Directions:
Exactness is required throughout. Return every record once more.

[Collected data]
===

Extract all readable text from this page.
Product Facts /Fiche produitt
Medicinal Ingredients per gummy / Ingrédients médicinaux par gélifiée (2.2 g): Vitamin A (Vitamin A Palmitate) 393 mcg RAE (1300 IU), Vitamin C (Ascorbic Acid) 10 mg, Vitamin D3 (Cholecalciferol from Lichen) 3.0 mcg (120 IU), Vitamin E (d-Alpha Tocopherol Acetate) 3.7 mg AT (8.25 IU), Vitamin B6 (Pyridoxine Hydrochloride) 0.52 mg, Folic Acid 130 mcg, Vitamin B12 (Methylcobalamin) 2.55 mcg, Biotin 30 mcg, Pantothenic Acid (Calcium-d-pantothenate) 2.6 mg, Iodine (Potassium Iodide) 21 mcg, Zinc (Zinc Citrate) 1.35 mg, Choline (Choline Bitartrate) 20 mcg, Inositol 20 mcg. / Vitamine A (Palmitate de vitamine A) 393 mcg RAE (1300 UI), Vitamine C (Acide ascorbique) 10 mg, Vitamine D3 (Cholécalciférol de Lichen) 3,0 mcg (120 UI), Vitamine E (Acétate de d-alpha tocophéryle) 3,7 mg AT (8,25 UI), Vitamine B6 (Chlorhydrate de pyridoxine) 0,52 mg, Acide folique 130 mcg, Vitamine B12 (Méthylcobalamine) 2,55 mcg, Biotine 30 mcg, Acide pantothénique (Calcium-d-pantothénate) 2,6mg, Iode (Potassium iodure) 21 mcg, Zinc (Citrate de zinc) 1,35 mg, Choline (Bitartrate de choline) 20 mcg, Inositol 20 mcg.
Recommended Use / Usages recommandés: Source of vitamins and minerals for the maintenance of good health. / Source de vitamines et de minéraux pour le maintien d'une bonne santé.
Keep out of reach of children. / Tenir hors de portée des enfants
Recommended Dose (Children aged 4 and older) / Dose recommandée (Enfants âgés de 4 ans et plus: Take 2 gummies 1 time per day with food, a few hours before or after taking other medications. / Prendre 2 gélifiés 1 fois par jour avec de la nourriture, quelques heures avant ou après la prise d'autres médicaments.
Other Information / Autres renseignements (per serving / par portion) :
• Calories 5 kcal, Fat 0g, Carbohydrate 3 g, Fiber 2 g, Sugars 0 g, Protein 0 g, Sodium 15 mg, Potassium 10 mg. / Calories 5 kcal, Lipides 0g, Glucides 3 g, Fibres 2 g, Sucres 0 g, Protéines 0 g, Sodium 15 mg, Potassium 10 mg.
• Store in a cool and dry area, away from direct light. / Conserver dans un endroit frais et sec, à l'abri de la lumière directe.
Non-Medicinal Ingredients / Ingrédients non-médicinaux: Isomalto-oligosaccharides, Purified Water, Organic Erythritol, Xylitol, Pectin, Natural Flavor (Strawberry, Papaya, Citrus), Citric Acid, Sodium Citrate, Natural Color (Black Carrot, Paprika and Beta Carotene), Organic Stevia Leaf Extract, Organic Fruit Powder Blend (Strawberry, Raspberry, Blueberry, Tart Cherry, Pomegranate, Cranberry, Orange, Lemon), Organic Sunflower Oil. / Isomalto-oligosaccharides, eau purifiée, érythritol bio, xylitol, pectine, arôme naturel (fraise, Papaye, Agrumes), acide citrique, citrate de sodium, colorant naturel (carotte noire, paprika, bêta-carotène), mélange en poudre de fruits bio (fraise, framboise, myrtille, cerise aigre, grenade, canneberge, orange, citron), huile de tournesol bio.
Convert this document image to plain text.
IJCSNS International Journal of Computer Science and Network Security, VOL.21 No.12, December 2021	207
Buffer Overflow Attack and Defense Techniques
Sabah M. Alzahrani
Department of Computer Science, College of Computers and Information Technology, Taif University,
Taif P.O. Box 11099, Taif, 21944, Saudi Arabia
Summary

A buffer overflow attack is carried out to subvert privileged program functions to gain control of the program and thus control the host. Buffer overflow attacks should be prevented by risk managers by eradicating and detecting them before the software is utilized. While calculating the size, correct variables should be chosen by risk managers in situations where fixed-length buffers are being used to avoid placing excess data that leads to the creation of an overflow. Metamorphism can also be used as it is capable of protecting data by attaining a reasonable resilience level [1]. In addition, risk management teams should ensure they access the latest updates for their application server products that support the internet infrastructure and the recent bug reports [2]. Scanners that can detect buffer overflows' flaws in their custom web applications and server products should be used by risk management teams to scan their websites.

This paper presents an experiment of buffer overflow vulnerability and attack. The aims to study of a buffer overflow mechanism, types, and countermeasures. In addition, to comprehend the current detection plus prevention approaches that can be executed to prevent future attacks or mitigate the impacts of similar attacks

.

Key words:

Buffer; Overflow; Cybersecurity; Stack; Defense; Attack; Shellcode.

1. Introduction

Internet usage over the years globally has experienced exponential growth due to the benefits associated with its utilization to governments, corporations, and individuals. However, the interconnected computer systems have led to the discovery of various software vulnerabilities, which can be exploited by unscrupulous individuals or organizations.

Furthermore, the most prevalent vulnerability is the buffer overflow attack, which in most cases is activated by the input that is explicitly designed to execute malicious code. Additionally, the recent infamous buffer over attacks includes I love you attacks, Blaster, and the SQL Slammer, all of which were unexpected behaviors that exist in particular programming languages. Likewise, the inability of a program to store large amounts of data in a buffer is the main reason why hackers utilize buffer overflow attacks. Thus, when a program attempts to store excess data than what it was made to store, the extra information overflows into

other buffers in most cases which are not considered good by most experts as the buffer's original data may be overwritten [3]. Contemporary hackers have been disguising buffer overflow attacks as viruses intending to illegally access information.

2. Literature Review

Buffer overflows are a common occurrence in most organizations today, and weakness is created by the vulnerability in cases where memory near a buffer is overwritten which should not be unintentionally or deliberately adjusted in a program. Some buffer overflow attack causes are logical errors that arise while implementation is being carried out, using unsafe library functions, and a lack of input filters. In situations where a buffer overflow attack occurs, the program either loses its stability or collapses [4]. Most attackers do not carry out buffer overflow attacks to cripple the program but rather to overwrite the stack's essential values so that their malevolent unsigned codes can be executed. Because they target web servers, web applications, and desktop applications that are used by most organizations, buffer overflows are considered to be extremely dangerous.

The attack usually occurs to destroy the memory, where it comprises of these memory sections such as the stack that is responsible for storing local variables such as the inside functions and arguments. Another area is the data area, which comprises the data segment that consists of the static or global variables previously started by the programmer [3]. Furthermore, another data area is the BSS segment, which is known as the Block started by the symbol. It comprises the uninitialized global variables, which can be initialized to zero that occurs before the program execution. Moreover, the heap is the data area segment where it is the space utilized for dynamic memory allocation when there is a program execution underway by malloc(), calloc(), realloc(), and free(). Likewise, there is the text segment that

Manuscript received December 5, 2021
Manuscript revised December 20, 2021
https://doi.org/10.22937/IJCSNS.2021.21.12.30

===

Answer for the task:
Extract all readable text from this page.
Product Facts /Fiche produitt
Medicinal Ingredients per gummy / Ingrédients médicinaux par gélifiée (2.2 g): Vitamin A (Vitamin A Palmitate) 393 mcg RAE (1300 IU), Vitamin C (Ascorbic Acid) 10 mg, Vitamin D3 (Cholecalciferol from Lichen) 3.0 mcg (120 IU), Vitamin E (d-Alpha Tocopherol Acetate) 3.7 mg AT (8.25 IU), Vitamin B6 (Pyridoxine Hydrochloride) 0.52 mg, Folic Acid 130 mcg, Vitamin B12 (Methylcobalamin) 2.55 mcg, Biotin 30 mcg, Pantothenic Acid (Calcium-d-pantothenate) 2.6 mg, Iodine (Potassium Iodide) 21 mcg, Zinc (Zinc Citrate) 1.35 mg, Choline (Choline Bitartrate) 20 mcg, Inositol 20 mcg. / Vitamine A (Palmitate de vitamine A) 393 mcg RAE (1300 UI), Vitamine C (Acide ascorbique) 10 mg, Vitamine D3 (Cholécalciférol de Lichen) 3,0 mcg (120 UI), Vitamine E (Acétate de d-alpha tocophéryle) 3,7 mg AT (8,25 UI), Vitamine B6 (Chlorhydrate de pyridoxine) 0,52 mg, Acide folique 130 mcg, Vitamine B12 (Méthylcobalamine) 2,55 mcg, Biotine 30 mcg, Acide pantothénique (Calcium-d-pantothénate) 2,6mg, Iode (Potassium iodure) 21 mcg, Zinc (Citrate de zinc) 1,35 mg, Choline (Bitartrate de choline) 20 mcg, Inositol 20 mcg.
Recommended Use / Usages recommandés: Source of vitamins and minerals for the maintenance of good health. / Source de vitamines et de minéraux pour le maintien d'une bonne santé.
Keep out of reach of children. / Tenir hors de portée des enfants
Recommended Dose (Children aged 4 and older) / Dose recommandée (Enfants âgés de 4 ans et plus: Take 2 gummies 1 time per day with food, a few hours before or after taking other medications. / Prendre 2 gélifiés 1 fois par jour avec de la nourriture, quelques heures avant ou après la prise d'autres médicaments.
Other Information / Autres renseignements (per serving / par portion) :
• Calories 5 kcal, Fat 0g, Carbohydrate 3 g, Fiber 2 g, Sugars 0 g, Protein 0 g, Sodium 15 mg, Potassium 10 mg. / Calories 5 kcal, Lipides 0g, Glucides 3 g, Fibres 2 g, Sucres 0 g, Protéines 0 g, Sodium 15 mg, Potassium 10 mg.
• Store in a cool and dry area, away from direct light. / Conserver dans un endroit frais et sec, à l'abri de la lumière directe.
Non-Medicinal Ingredients / Ingrédients non-médicinaux: Isomalto-oligosaccharides, Purified Water, Organic Erythritol, Xylitol, Pectin, Natural Flavor (Strawberry, Papaya, Citrus), Citric Acid, Sodium Citrate, Natural Color (Black Carrot, Paprika and Beta Carotene), Organic Stevia Leaf Extract, Organic Fruit Powder Blend (Strawberry, Raspberry, Blueberry, Tart Cherry, Pomegranate, Cranberry, Orange, Lemon), Organic Sunflower Oil. / Isomalto-oligosaccharides, eau purifiée, érythritol bio, xylitol, pectine, arôme naturel (fraise, Papaye, Agrumes), acide citrique, citrate de sodium, colorant naturel (carotte noire, paprika, bêta-carotène), mélange en poudre de fruits bio (fraise, framboise, myrtille, cerise aigre, grenade, canneberge, orange, citron), huile de tournesol bio.
Convert this document image to plain text.
IJCSNS International Journal of Computer Science and Network Security, VOL.21 No.12, December 2021	207
Buffer Overflow Attack and Defense Techniques
Sabah M. Alzahrani
Department of Computer Science, College of Computers and Information Technology, Taif University,
Taif P.O. Box 11099, Taif, 21944, Saudi Arabia
Summary

A buffer overflow attack is carried out to subvert privileged program functions to gain control of the program and thus control the host. Buffer overflow attacks should be prevented by risk managers by eradicating and detecting them before the software is utilized. While calculating the size, correct variables should be chosen by risk managers in situations where fixed-length buffers are being used to avoid placing excess data that leads to the creation of an overflow. Metamorphism can also be used as it is capable of protecting data by attaining a reasonable resilience level [1]. In addition, risk management teams should ensure they access the latest updates for their application server products that support the internet infrastructure and the recent bug reports [2]. Scanners that can detect buffer overflows' flaws in their custom web applications and server products should be used by risk management teams to scan their websites.

This paper presents an experiment of buffer overflow vulnerability and attack. The aims to study of a buffer overflow mechanism, types, and countermeasures. In addition, to comprehend the current detection plus prevention approaches that can be executed to prevent future attacks or mitigate the impacts of similar attacks

.

Key words:

Buffer; Overflow; Cybersecurity; Stack; Defense; Attack; Shellcode.

1. Introduction

Internet usage over the years globally has experienced exponential growth due to the benefits associated with its utilization to governments, corporations, and individuals. However, the interconnected computer systems have led to the discovery of various software vulnerabilities, which can be exploited by unscrupulous individuals or organizations.

Furthermore, the most prevalent vulnerability is the buffer overflow attack, which in most cases is activated by the input that is explicitly designed to execute malicious code. Additionally, the recent infamous buffer over attacks includes I love you attacks, Blaster, and the SQL Slammer, all of which were unexpected behaviors that exist in particular programming languages. Likewise, the inability of a program to store large amounts of data in a buffer is the main reason why hackers utilize buffer overflow attacks. Thus, when a program attempts to store excess data than what it was made to store, the extra information overflows into

other buffers in most cases which are not considered good by most experts as the buffer's original data may be overwritten [3]. Contemporary hackers have been disguising buffer overflow attacks as viruses intending to illegally access information.

2. Literature Review

Buffer overflows are a common occurrence in most organizations today, and weakness is created by the vulnerability in cases where memory near a buffer is overwritten which should not be unintentionally or deliberately adjusted in a program. Some buffer overflow attack causes are logical errors that arise while implementation is being carried out, using unsafe library functions, and a lack of input filters. In situations where a buffer overflow attack occurs, the program either loses its stability or collapses [4]. Most attackers do not carry out buffer overflow attacks to cripple the program but rather to overwrite the stack's essential values so that their malevolent unsigned codes can be executed. Because they target web servers, web applications, and desktop applications that are used by most organizations, buffer overflows are considered to be extremely dangerous.

The attack usually occurs to destroy the memory, where it comprises of these memory sections such as the stack that is responsible for storing local variables such as the inside functions and arguments. Another area is the data area, which comprises the data segment that consists of the static or global variables previously started by the programmer [3]. Furthermore, another data area is the BSS segment, which is known as the Block started by the symbol. It comprises the uninitialized global variables, which can be initialized to zero that occurs before the program execution. Moreover, the heap is the data area segment where it is the space utilized for dynamic memory allocation when there is a program execution underway by malloc(), calloc(), realloc(), and free(). Likewise, there is the text segment that

Manuscript received December 5, 2021
Manuscript revised December 20, 2021
https://doi.org/10.22937/IJCSNS.2021.21.12.30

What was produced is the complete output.